◆ **EXERCISE DETAILS**
Go through the entries below, tally each line with the string "JSON", and give the final number by itself.
┄┄┄┄┄┄
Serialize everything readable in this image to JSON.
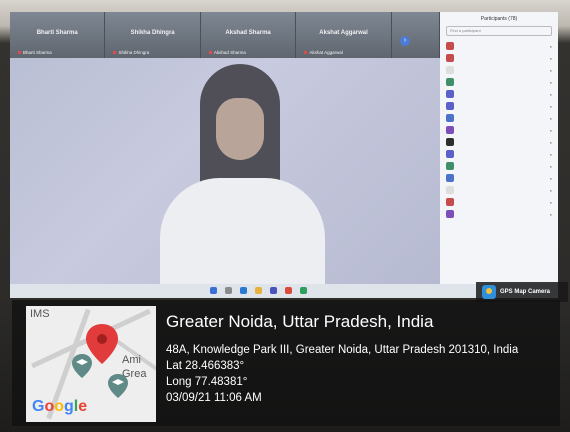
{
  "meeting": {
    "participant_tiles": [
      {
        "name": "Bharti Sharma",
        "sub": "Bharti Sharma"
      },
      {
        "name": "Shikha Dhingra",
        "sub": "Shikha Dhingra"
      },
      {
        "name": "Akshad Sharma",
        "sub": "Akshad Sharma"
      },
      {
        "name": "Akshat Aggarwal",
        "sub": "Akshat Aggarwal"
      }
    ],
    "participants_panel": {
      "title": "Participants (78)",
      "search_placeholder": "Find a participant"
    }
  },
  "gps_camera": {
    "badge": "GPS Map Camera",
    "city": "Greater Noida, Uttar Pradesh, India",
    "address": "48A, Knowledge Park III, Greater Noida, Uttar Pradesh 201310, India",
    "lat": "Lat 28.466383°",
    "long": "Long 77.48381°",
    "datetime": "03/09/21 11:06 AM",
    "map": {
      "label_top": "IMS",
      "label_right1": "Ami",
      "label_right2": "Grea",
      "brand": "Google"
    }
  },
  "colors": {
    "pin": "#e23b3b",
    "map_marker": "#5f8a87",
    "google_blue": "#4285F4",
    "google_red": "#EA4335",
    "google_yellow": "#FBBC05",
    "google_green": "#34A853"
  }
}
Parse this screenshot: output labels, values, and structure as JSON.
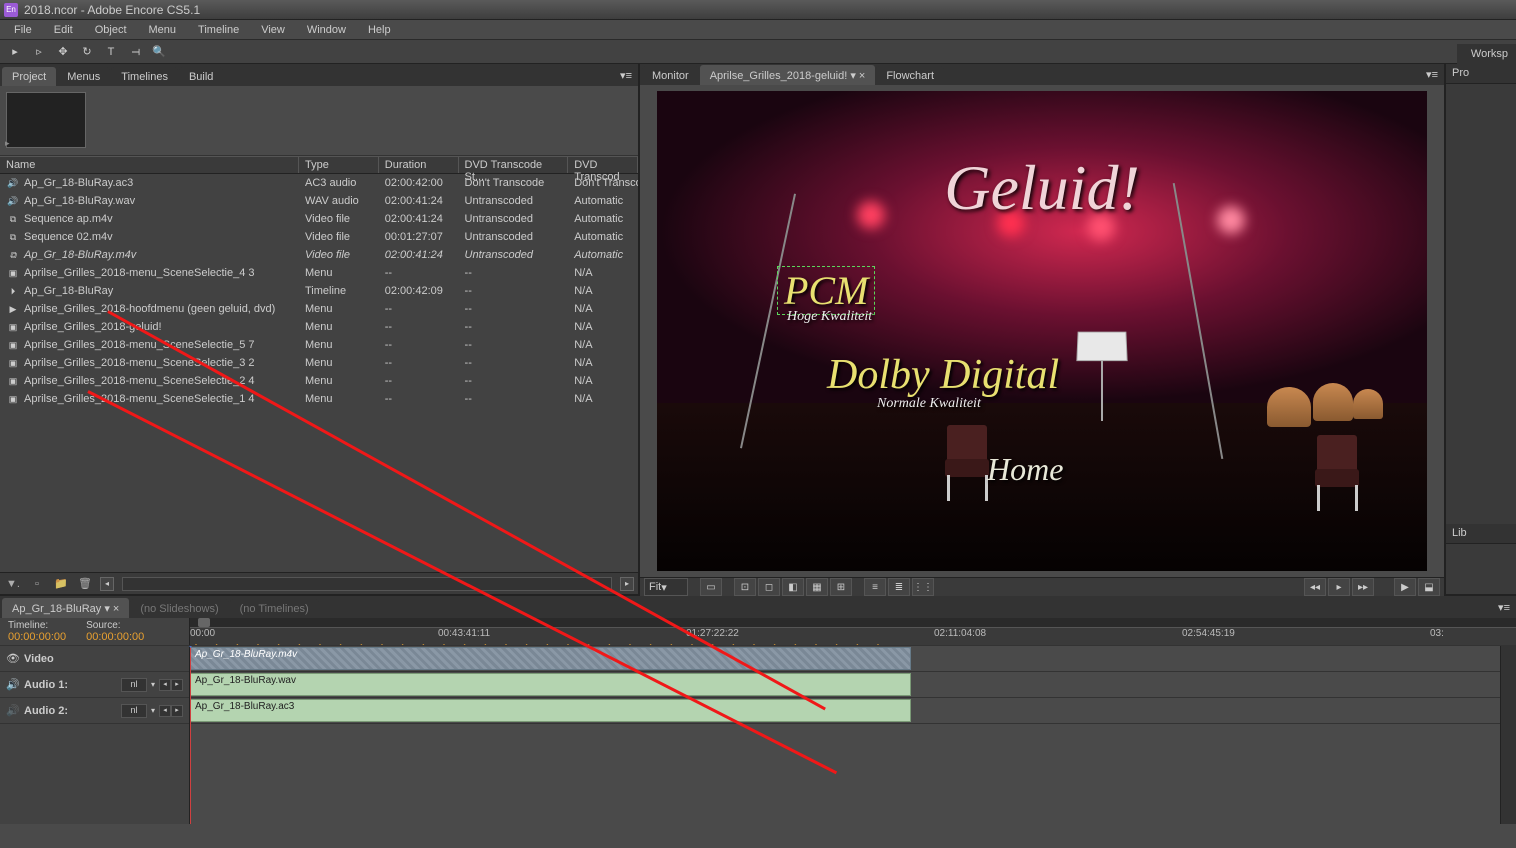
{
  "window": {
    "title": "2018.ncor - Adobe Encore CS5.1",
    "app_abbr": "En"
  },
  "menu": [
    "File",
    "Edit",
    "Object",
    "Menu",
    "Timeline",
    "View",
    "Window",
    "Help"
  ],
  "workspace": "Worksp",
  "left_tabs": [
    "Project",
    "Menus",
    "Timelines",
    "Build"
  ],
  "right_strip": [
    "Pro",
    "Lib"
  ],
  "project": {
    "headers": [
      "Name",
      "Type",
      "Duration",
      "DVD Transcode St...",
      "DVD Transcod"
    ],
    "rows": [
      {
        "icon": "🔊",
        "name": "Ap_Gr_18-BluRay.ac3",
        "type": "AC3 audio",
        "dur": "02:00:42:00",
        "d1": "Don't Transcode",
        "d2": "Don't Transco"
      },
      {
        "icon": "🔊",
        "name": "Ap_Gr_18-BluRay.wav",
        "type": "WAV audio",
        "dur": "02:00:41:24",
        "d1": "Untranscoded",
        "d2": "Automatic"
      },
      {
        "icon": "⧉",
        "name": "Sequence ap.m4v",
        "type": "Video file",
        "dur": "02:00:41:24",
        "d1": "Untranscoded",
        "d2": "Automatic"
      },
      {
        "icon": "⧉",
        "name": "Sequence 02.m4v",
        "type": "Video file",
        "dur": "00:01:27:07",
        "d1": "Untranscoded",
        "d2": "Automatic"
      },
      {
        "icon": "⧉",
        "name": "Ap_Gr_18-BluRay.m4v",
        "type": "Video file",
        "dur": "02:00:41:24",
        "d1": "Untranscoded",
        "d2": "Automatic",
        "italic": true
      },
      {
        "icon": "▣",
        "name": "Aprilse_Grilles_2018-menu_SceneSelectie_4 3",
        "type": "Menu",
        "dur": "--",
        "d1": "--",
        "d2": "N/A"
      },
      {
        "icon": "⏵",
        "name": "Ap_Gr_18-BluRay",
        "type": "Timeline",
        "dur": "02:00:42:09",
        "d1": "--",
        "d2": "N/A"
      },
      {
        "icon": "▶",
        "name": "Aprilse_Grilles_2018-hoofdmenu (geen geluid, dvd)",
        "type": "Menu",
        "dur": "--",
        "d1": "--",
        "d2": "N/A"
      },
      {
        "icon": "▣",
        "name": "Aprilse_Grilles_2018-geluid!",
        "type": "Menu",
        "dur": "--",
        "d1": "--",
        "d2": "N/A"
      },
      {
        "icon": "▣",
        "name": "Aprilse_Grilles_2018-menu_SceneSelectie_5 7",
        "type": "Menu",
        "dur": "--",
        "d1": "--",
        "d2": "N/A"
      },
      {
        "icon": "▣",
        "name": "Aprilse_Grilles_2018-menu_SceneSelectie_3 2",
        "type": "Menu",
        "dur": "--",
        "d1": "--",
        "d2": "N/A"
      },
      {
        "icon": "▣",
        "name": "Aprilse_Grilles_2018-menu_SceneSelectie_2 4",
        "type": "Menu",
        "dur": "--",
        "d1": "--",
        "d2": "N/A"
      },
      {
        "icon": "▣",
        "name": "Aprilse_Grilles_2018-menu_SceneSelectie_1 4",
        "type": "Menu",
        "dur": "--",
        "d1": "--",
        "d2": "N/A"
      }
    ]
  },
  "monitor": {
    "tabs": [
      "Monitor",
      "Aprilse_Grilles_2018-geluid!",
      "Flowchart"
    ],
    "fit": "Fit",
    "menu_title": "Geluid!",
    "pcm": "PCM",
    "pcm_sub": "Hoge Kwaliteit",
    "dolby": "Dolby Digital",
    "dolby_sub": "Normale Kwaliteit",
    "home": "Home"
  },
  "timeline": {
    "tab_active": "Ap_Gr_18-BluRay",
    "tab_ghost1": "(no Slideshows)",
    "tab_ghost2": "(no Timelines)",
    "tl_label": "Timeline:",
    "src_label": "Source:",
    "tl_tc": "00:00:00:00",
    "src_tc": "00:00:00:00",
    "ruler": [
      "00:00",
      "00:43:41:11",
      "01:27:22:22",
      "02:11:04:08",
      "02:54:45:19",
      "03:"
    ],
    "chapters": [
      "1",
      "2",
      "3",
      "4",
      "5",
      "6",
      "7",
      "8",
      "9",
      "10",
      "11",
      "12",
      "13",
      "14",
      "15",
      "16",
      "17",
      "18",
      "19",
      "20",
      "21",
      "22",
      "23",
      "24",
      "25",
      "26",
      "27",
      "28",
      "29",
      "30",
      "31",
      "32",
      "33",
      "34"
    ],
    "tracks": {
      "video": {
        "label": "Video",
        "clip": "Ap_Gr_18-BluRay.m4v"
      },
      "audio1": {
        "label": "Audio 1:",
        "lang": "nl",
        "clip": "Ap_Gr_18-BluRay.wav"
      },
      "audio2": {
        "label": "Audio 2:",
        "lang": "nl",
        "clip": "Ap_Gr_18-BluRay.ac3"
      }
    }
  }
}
┄┄┄┄┄┄
◆ **TASK OUTPUT**
2